-- start AVAILABLE RECORDS --
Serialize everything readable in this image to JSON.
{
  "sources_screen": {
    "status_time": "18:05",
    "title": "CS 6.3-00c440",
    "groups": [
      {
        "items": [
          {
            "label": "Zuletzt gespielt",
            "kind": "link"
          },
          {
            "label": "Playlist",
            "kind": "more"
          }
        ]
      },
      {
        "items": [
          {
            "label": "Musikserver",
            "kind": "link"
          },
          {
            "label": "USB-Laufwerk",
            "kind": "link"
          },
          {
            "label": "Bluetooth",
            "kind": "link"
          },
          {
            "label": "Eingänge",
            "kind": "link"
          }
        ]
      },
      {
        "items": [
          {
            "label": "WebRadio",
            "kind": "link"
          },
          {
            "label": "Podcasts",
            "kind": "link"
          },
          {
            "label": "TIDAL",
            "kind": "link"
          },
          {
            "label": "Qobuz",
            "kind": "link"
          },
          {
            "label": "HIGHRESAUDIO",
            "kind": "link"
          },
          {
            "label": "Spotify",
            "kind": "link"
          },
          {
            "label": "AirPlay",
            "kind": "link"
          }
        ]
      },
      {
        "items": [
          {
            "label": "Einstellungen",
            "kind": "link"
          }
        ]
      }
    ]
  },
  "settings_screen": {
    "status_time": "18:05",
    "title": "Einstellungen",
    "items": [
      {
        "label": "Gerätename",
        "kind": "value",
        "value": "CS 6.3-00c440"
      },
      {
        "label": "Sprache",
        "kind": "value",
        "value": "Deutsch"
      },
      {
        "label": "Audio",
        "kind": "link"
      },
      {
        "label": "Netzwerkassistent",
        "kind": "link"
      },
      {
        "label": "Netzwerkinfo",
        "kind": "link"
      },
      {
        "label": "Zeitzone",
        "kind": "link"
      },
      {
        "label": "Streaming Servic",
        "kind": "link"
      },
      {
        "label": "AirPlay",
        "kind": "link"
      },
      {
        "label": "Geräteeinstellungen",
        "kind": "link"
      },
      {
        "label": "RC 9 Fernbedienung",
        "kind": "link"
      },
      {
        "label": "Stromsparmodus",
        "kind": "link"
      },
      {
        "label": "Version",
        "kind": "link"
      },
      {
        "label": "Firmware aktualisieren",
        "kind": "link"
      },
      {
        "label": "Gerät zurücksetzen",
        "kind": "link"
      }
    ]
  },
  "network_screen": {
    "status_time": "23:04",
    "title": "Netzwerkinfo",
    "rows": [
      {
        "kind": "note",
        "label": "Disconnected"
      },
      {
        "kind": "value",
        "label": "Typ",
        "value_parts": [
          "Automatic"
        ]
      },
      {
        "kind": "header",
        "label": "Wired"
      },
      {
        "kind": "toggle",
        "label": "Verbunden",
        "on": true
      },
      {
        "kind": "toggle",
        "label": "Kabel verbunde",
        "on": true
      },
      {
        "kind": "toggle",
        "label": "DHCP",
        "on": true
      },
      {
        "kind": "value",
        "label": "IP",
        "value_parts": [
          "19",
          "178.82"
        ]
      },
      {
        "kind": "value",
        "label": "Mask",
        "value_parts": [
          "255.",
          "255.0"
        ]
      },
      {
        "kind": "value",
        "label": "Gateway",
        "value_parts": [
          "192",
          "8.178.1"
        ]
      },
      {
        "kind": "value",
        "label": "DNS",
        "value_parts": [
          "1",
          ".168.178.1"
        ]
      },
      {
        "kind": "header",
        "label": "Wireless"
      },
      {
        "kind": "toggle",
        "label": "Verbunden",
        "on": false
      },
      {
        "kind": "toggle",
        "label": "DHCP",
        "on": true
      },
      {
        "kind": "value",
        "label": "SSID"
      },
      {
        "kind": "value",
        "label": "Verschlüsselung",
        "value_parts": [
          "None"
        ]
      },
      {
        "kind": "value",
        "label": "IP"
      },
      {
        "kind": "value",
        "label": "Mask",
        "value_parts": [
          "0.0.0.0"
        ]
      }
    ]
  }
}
-- end AVAILABLE RECORDS --
-- WORK REQUIRED --
Copy each line of the data above without altering a single character.

-- RESULT FOR THIS EXERCISE --
Serialize everything readable in this image to JSON.
{
  "sources_screen": {
    "status_time": "18:05",
    "title": "CS 6.3-00c440",
    "groups": [
      {
        "items": [
          {
            "label": "Zuletzt gespielt",
            "kind": "link"
          },
          {
            "label": "Playlist",
            "kind": "more"
          }
        ]
      },
      {
        "items": [
          {
            "label": "Musikserver",
            "kind": "link"
          },
          {
            "label": "USB-Laufwerk",
            "kind": "link"
          },
          {
            "label": "Bluetooth",
            "kind": "link"
          },
          {
            "label": "Eingänge",
            "kind": "link"
          }
        ]
      },
      {
        "items": [
          {
            "label": "WebRadio",
            "kind": "link"
          },
          {
            "label": "Podcasts",
            "kind": "link"
          },
          {
            "label": "TIDAL",
            "kind": "link"
          },
          {
            "label": "Qobuz",
            "kind": "link"
          },
          {
            "label": "HIGHRESAUDIO",
            "kind": "link"
          },
          {
            "label": "Spotify",
            "kind": "link"
          },
          {
            "label": "AirPlay",
            "kind": "link"
          }
        ]
      },
      {
        "items": [
          {
            "label": "Einstellungen",
            "kind": "link"
          }
        ]
      }
    ]
  },
  "settings_screen": {
    "status_time": "18:05",
    "title": "Einstellungen",
    "items": [
      {
        "label": "Gerätename",
        "kind": "value",
        "value": "CS 6.3-00c440"
      },
      {
        "label": "Sprache",
        "kind": "value",
        "value": "Deutsch"
      },
      {
        "label": "Audio",
        "kind": "link"
      },
      {
        "label": "Netzwerkassistent",
        "kind": "link"
      },
      {
        "label": "Netzwerkinfo",
        "kind": "link"
      },
      {
        "label": "Zeitzone",
        "kind": "link"
      },
      {
        "label": "Streaming Servic",
        "kind": "link"
      },
      {
        "label": "AirPlay",
        "kind": "link"
      },
      {
        "label": "Geräteeinstellungen",
        "kind": "link"
      },
      {
        "label": "RC 9 Fernbedienung",
        "kind": "link"
      },
      {
        "label": "Stromsparmodus",
        "kind": "link"
      },
      {
        "label": "Version",
        "kind": "link"
      },
      {
        "label": "Firmware aktualisieren",
        "kind": "link"
      },
      {
        "label": "Gerät zurücksetzen",
        "kind": "link"
      }
    ]
  },
  "network_screen": {
    "status_time": "23:04",
    "title": "Netzwerkinfo",
    "rows": [
      {
        "kind": "note",
        "label": "Disconnected"
      },
      {
        "kind": "value",
        "label": "Typ",
        "value_parts": [
          "Automatic"
        ]
      },
      {
        "kind": "header",
        "label": "Wired"
      },
      {
        "kind": "toggle",
        "label": "Verbunden",
        "on": true
      },
      {
        "kind": "toggle",
        "label": "Kabel verbunde",
        "on": true
      },
      {
        "kind": "toggle",
        "label": "DHCP",
        "on": true
      },
      {
        "kind": "value",
        "label": "IP",
        "value_parts": [
          "19",
          "178.82"
        ]
      },
      {
        "kind": "value",
        "label": "Mask",
        "value_parts": [
          "255.",
          "255.0"
        ]
      },
      {
        "kind": "value",
        "label": "Gateway",
        "value_parts": [
          "192",
          "8.178.1"
        ]
      },
      {
        "kind": "value",
        "label": "DNS",
        "value_parts": [
          "1",
          ".168.178.1"
        ]
      },
      {
        "kind": "header",
        "label": "Wireless"
      },
      {
        "kind": "toggle",
        "label": "Verbunden",
        "on": false
      },
      {
        "kind": "toggle",
        "label": "DHCP",
        "on": true
      },
      {
        "kind": "value",
        "label": "SSID"
      },
      {
        "kind": "value",
        "label": "Verschlüsselung",
        "value_parts": [
          "None"
        ]
      },
      {
        "kind": "value",
        "label": "IP"
      },
      {
        "kind": "value",
        "label": "Mask",
        "value_parts": [
          "0.0.0.0"
        ]
      }
    ]
  }
}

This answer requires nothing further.